-- start of INPUT RECORDS --

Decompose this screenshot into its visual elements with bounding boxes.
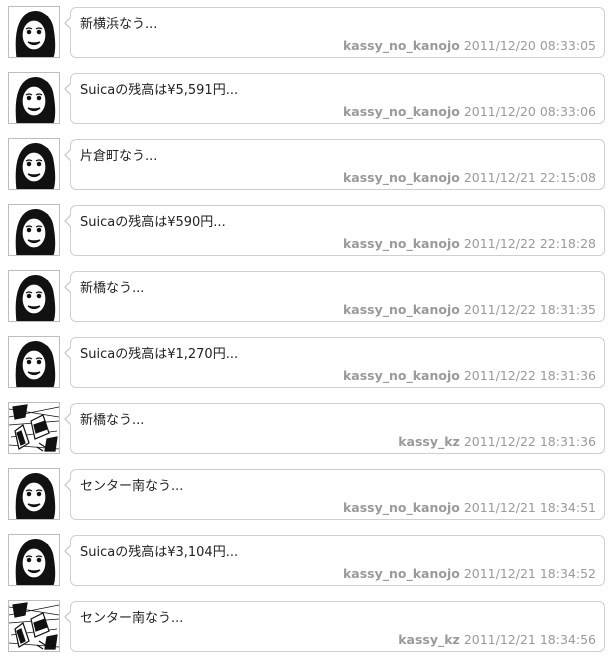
message-meta: kassy_no_kanojo 2011/12/20 08:33:06 xyxy=(343,104,596,119)
message-text: Suicaの残高は¥5,591円... xyxy=(80,83,239,98)
manga-panel-icon[interactable] xyxy=(8,402,60,454)
message-text: 片倉町なう... xyxy=(80,149,158,164)
username-link[interactable]: kassy_no_kanojo xyxy=(343,302,460,317)
message-text: Suicaの残高は¥1,270円... xyxy=(80,347,239,362)
username-link[interactable]: kassy_no_kanojo xyxy=(343,500,460,515)
timestamp: 2011/12/21 18:34:56 xyxy=(463,632,596,647)
message-text: 新横浜なう... xyxy=(80,17,158,32)
username-link[interactable]: kassy_kz xyxy=(398,434,460,449)
message-meta: kassy_no_kanojo 2011/12/20 08:33:05 xyxy=(343,38,596,53)
message-bubble[interactable]: 新橋なう... kassy_no_kanojo 2011/12/22 18:31… xyxy=(64,271,605,322)
girl-face-icon[interactable] xyxy=(8,204,60,256)
girl-face-icon[interactable] xyxy=(8,336,60,388)
message-meta: kassy_no_kanojo 2011/12/22 22:18:28 xyxy=(343,236,596,251)
timestamp: 2011/12/21 18:34:52 xyxy=(463,566,596,581)
timestamp: 2011/12/22 18:31:36 xyxy=(463,368,596,383)
timeline-item: センター南なう... kassy_kz 2011/12/21 18:34:56 xyxy=(0,594,613,660)
username-link[interactable]: kassy_no_kanojo xyxy=(343,38,460,53)
timeline-item: センター南なう... kassy_no_kanojo 2011/12/21 18… xyxy=(0,462,613,528)
username-link[interactable]: kassy_no_kanojo xyxy=(343,368,460,383)
timestamp: 2011/12/20 08:33:06 xyxy=(463,104,596,119)
username-link[interactable]: kassy_no_kanojo xyxy=(343,566,460,581)
timeline-item: Suicaの残高は¥1,270円... kassy_no_kanojo 2011… xyxy=(0,330,613,396)
message-text: 新橋なう... xyxy=(80,281,145,296)
message-text: Suicaの残高は¥3,104円... xyxy=(80,545,239,560)
message-meta: kassy_no_kanojo 2011/12/21 18:34:51 xyxy=(343,500,596,515)
message-meta: kassy_kz 2011/12/21 18:34:56 xyxy=(398,632,596,647)
message-text: 新橋なう... xyxy=(80,413,145,428)
message-bubble[interactable]: センター南なう... kassy_kz 2011/12/21 18:34:56 xyxy=(64,601,605,652)
timestamp: 2011/12/22 22:18:28 xyxy=(463,236,596,251)
message-bubble[interactable]: 新横浜なう... kassy_no_kanojo 2011/12/20 08:3… xyxy=(64,7,605,58)
timeline-item: 新横浜なう... kassy_no_kanojo 2011/12/20 08:3… xyxy=(0,0,613,66)
timeline-item: 新橋なう... kassy_kz 2011/12/22 18:31:36 xyxy=(0,396,613,462)
timestamp: 2011/12/21 18:34:51 xyxy=(463,500,596,515)
username-link[interactable]: kassy_no_kanojo xyxy=(343,236,460,251)
message-bubble[interactable]: 片倉町なう... kassy_no_kanojo 2011/12/21 22:1… xyxy=(64,139,605,190)
message-bubble[interactable]: Suicaの残高は¥3,104円... kassy_no_kanojo 2011… xyxy=(64,535,605,586)
timestamp: 2011/12/20 08:33:05 xyxy=(463,38,596,53)
message-bubble[interactable]: Suicaの残高は¥5,591円... kassy_no_kanojo 2011… xyxy=(64,73,605,124)
timeline-item: Suicaの残高は¥5,591円... kassy_no_kanojo 2011… xyxy=(0,66,613,132)
timeline-item: Suicaの残高は¥590円... kassy_no_kanojo 2011/1… xyxy=(0,198,613,264)
timeline-item: Suicaの残高は¥3,104円... kassy_no_kanojo 2011… xyxy=(0,528,613,594)
manga-panel-icon[interactable] xyxy=(8,600,60,652)
timestamp: 2011/12/22 18:31:35 xyxy=(463,302,596,317)
message-meta: kassy_no_kanojo 2011/12/21 22:15:08 xyxy=(343,170,596,185)
message-text: センター南なう... xyxy=(80,479,184,494)
message-bubble[interactable]: Suicaの残高は¥590円... kassy_no_kanojo 2011/1… xyxy=(64,205,605,256)
timestamp: 2011/12/22 18:31:36 xyxy=(463,434,596,449)
message-bubble[interactable]: センター南なう... kassy_no_kanojo 2011/12/21 18… xyxy=(64,469,605,520)
girl-face-icon[interactable] xyxy=(8,138,60,190)
username-link[interactable]: kassy_no_kanojo xyxy=(343,104,460,119)
girl-face-icon[interactable] xyxy=(8,72,60,124)
girl-face-icon[interactable] xyxy=(8,6,60,58)
message-bubble[interactable]: 新橋なう... kassy_kz 2011/12/22 18:31:36 xyxy=(64,403,605,454)
timeline-item: 片倉町なう... kassy_no_kanojo 2011/12/21 22:1… xyxy=(0,132,613,198)
message-text: センター南なう... xyxy=(80,611,184,626)
message-meta: kassy_kz 2011/12/22 18:31:36 xyxy=(398,434,596,449)
timeline: 新横浜なう... kassy_no_kanojo 2011/12/20 08:3… xyxy=(0,0,613,660)
girl-face-icon[interactable] xyxy=(8,534,60,586)
timeline-item: 新橋なう... kassy_no_kanojo 2011/12/22 18:31… xyxy=(0,264,613,330)
username-link[interactable]: kassy_no_kanojo xyxy=(343,170,460,185)
username-link[interactable]: kassy_kz xyxy=(398,632,460,647)
message-text: Suicaの残高は¥590円... xyxy=(80,215,226,230)
girl-face-icon[interactable] xyxy=(8,270,60,322)
girl-face-icon[interactable] xyxy=(8,468,60,520)
message-meta: kassy_no_kanojo 2011/12/22 18:31:35 xyxy=(343,302,596,317)
message-meta: kassy_no_kanojo 2011/12/22 18:31:36 xyxy=(343,368,596,383)
timestamp: 2011/12/21 22:15:08 xyxy=(463,170,596,185)
message-meta: kassy_no_kanojo 2011/12/21 18:34:52 xyxy=(343,566,596,581)
message-bubble[interactable]: Suicaの残高は¥1,270円... kassy_no_kanojo 2011… xyxy=(64,337,605,388)
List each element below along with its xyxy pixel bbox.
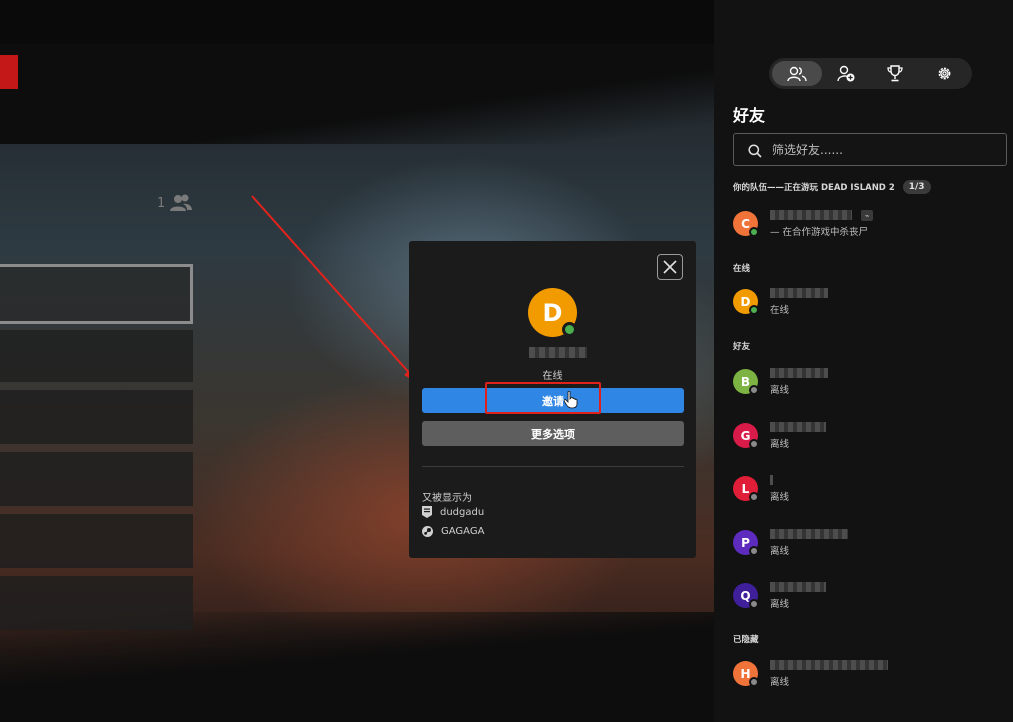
blurred-username (770, 422, 826, 432)
friend-status: 离线 (770, 546, 790, 557)
tab-friends[interactable] (772, 61, 822, 86)
epic-icon (422, 506, 432, 518)
section-title: 你的队伍——正在游玩 DEAD ISLAND 2 (733, 183, 895, 193)
friends-panel: 好友 你的队伍——正在游玩 DEAD ISLAND 2 1/3 C ⌁ — 在合… (714, 44, 1013, 722)
friend-row[interactable]: L 离线 (733, 471, 1003, 507)
linked-account-steam: GAGAGA (422, 524, 484, 538)
friend-row[interactable]: P 离线 (733, 525, 1003, 561)
party-count: 1 (157, 196, 166, 211)
more-options-button[interactable]: 更多选项 (422, 421, 684, 446)
blurred-username (770, 475, 773, 485)
friend-row[interactable]: G 离线 (733, 418, 1003, 454)
friend-status: 离线 (770, 677, 790, 688)
hand-cursor-icon (564, 391, 578, 409)
section-title: 在线 (733, 264, 751, 274)
section-title: 已隐藏 (733, 635, 759, 645)
search-icon (748, 144, 762, 158)
close-button[interactable] (657, 254, 683, 280)
presence-status: 在线 (542, 371, 563, 382)
presence-dot (749, 439, 759, 449)
friend-row[interactable]: C ⌁ — 在合作游戏中杀丧尸 (733, 206, 1003, 242)
friend-row[interactable]: D 在线 (733, 284, 1003, 320)
section-header-online: 在线 (733, 262, 750, 274)
account-name: dudgadu (440, 506, 485, 518)
presence-dot (749, 599, 759, 609)
add-friend-icon (837, 65, 855, 82)
game-menu-slot[interactable] (0, 452, 193, 506)
blurred-username (770, 660, 888, 670)
game-menu-slot[interactable] (0, 390, 193, 444)
grunge-overlay-top (0, 44, 714, 144)
friend-status: 离线 (770, 439, 790, 450)
section-header-friends: 好友 (733, 340, 750, 352)
also-shown-as-label: 又被显示为 (422, 493, 472, 504)
tab-settings[interactable] (919, 61, 969, 86)
blurred-username (770, 368, 828, 378)
section-header-party: 你的队伍——正在游玩 DEAD ISLAND 2 1/3 (733, 180, 931, 194)
account-name: GAGAGA (441, 525, 485, 537)
presence-dot (749, 677, 759, 687)
steam-icon (422, 525, 433, 537)
search-input[interactable] (772, 140, 992, 160)
trophy-icon (887, 65, 903, 82)
presence-dot (749, 546, 759, 556)
annotation-highlight-box (485, 382, 601, 414)
presence-dot (749, 385, 759, 395)
platform-badge-icon: ⌁ (861, 210, 873, 221)
close-icon (663, 260, 677, 274)
friends-icon (787, 66, 807, 81)
presence-dot (749, 492, 759, 502)
screen: 1 D 在线 邀请 更多选项 又被显示为 dudgadu GAGAGA 好友 筛… (0, 0, 1013, 722)
panel-tab-bar (769, 58, 972, 89)
game-red-tag (0, 55, 18, 89)
friend-status: 离线 (770, 492, 790, 503)
section-title: 好友 (733, 342, 751, 352)
friend-status: 离线 (770, 385, 790, 396)
tab-add-friend[interactable] (821, 61, 871, 86)
friend-status: 离线 (770, 599, 790, 610)
panel-top-strip (714, 0, 1013, 44)
blurred-username (770, 210, 852, 220)
blurred-username (529, 347, 587, 358)
party-members-icon (170, 194, 192, 211)
blurred-username (770, 288, 828, 298)
friend-profile-popup: D 在线 邀请 更多选项 又被显示为 dudgadu GAGAGA (409, 241, 696, 558)
friend-row[interactable]: Q 离线 (733, 578, 1003, 614)
party-size-badge: 1/3 (902, 180, 931, 194)
friend-filter-search[interactable] (733, 133, 1007, 166)
game-menu-slot[interactable] (0, 576, 193, 630)
friend-status: — 在合作游戏中杀丧尸 (770, 227, 869, 238)
friend-row[interactable]: B 离线 (733, 364, 1003, 400)
page-title: 好友 (733, 106, 766, 125)
divider (422, 466, 684, 467)
blurred-username (770, 582, 826, 592)
presence-dot (749, 227, 759, 237)
tab-achievements[interactable] (870, 61, 920, 86)
game-menu-slot[interactable] (0, 514, 193, 568)
section-header-hidden: 已隐藏 (733, 633, 759, 645)
presence-dot (749, 305, 759, 315)
blurred-username (770, 529, 848, 539)
friend-status: 在线 (770, 305, 790, 316)
friend-row[interactable]: H 离线 (733, 656, 1003, 692)
linked-account-epic: dudgadu (422, 505, 484, 519)
settings-gear-icon (938, 67, 950, 80)
game-menu-slot[interactable] (0, 330, 193, 382)
game-menu-slot[interactable] (0, 264, 193, 324)
online-status-dot (562, 322, 577, 337)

-- end of INPUT RECORDS --

> [TASK OBJECTIVE]
Repeat the data starting with the line that contains "blurred-username (770, 422, 826, 432)" and going on through the line that contains "friend-row[interactable]: P 离线".

> [EXERCISE OUTPUT]
blurred-username (770, 422, 826, 432)
friend-status: 离线 (770, 546, 790, 557)
tab-friends[interactable] (772, 61, 822, 86)
epic-icon (422, 506, 432, 518)
section-title: 你的队伍——正在游玩 DEAD ISLAND 2 (733, 183, 895, 193)
friends-panel: 好友 你的队伍——正在游玩 DEAD ISLAND 2 1/3 C ⌁ — 在合… (714, 44, 1013, 722)
friend-row[interactable]: L 离线 (733, 471, 1003, 507)
linked-account-steam: GAGAGA (422, 524, 484, 538)
friend-row[interactable]: P 离线 (733, 525, 1003, 561)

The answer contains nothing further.